Structured figure records:
— start —
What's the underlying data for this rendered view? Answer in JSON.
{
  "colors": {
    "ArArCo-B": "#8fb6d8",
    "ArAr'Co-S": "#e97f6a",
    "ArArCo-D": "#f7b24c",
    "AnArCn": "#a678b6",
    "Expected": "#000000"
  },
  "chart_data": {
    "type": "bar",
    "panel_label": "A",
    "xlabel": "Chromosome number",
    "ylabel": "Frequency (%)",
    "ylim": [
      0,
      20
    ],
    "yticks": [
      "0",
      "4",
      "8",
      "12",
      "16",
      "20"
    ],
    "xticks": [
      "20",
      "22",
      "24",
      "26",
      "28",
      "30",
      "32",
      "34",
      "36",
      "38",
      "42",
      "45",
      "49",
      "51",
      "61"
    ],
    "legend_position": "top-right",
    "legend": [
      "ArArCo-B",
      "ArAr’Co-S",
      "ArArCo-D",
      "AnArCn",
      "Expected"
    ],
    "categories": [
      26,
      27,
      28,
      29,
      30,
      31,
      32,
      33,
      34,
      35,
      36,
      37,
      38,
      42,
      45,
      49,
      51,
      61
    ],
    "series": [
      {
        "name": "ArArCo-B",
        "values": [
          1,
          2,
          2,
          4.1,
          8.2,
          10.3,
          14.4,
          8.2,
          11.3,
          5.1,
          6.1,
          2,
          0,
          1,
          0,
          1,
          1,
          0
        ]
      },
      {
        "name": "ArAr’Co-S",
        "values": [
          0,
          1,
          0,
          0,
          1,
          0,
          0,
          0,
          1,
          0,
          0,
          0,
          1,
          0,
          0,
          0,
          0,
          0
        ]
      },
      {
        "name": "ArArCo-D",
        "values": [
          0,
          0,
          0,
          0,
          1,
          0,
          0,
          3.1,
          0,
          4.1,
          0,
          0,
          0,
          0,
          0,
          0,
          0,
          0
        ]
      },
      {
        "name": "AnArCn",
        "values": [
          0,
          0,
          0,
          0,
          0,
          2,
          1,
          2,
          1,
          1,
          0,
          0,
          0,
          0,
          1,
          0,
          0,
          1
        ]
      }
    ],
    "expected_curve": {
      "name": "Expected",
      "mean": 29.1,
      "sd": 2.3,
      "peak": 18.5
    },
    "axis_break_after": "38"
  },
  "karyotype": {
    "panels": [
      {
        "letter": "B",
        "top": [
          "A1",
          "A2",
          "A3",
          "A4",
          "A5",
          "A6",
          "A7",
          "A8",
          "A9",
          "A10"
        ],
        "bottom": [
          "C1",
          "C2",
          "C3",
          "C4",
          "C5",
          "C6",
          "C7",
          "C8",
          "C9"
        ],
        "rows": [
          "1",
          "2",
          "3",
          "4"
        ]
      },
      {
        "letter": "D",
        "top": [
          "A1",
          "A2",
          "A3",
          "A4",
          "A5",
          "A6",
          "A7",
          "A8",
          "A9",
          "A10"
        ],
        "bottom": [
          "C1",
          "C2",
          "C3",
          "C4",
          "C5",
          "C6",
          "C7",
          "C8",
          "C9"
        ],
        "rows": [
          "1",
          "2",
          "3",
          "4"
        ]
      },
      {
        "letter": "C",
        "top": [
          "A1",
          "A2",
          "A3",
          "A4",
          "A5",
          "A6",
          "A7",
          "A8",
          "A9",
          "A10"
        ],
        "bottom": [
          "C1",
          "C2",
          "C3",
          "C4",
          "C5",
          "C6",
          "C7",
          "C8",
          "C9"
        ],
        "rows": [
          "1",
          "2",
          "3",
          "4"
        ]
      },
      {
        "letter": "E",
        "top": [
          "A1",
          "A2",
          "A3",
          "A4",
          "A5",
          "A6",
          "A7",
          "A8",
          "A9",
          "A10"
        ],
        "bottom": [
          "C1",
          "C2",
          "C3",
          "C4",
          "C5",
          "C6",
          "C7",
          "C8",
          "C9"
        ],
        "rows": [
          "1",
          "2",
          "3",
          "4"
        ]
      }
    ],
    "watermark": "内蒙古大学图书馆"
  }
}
— end —
Task instructions >> Find all lines holding the string "ArArCo" and copy them.

Reply >>
    "ArArCo-B": "#8fb6d8",
    "ArArCo-D": "#f7b24c",
      "ArArCo-B",
      "ArArCo-D",
        "name": "ArArCo-B",
        "name": "ArArCo-D",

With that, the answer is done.